═════ Source records

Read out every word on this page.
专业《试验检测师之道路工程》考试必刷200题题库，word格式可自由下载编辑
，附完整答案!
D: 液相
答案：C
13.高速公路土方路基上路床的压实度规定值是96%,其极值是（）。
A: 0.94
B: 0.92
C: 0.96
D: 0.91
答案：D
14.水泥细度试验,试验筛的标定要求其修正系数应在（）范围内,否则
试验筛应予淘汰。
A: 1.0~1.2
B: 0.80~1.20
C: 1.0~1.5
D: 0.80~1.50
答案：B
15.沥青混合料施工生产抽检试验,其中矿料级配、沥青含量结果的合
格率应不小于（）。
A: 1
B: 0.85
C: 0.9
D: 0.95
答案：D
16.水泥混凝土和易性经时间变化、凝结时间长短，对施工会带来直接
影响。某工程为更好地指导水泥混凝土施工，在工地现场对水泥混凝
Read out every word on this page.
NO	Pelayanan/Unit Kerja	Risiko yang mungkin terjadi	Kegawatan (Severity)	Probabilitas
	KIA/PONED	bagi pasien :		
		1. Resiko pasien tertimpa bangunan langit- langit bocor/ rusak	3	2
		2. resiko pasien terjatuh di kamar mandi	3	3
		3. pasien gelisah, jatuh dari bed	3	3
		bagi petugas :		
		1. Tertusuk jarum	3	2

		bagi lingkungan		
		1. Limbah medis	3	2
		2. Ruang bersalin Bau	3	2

══════════

**Task requirements**.
Output the full listing exactly as it stands.

**Output**.
Read out every word on this page.
专业《试验检测师之道路工程》考试必刷200题题库，word格式可自由下载编辑
，附完整答案!
D: 液相
答案：C
13.高速公路土方路基上路床的压实度规定值是96%,其极值是（）。
A: 0.94
B: 0.92
C: 0.96
D: 0.91
答案：D
14.水泥细度试验,试验筛的标定要求其修正系数应在（）范围内,否则
试验筛应予淘汰。
A: 1.0~1.2
B: 0.80~1.20
C: 1.0~1.5
D: 0.80~1.50
答案：B
15.沥青混合料施工生产抽检试验,其中矿料级配、沥青含量结果的合
格率应不小于（）。
A: 1
B: 0.85
C: 0.9
D: 0.95
答案：D
16.水泥混凝土和易性经时间变化、凝结时间长短，对施工会带来直接
影响。某工程为更好地指导水泥混凝土施工，在工地现场对水泥混凝
Read out every word on this page.
NO	Pelayanan/Unit Kerja	Risiko yang mungkin terjadi	Kegawatan (Severity)	Probabilitas
	KIA/PONED	bagi pasien :		
		1. Resiko pasien tertimpa bangunan langit- langit bocor/ rusak	3	2
		2. resiko pasien terjatuh di kamar mandi	3	3
		3. pasien gelisah, jatuh dari bed	3	3
		bagi petugas :		
		1. Tertusuk jarum	3	2

		bagi lingkungan		
		1. Limbah medis	3	2
		2. Ruang bersalin Bau	3	2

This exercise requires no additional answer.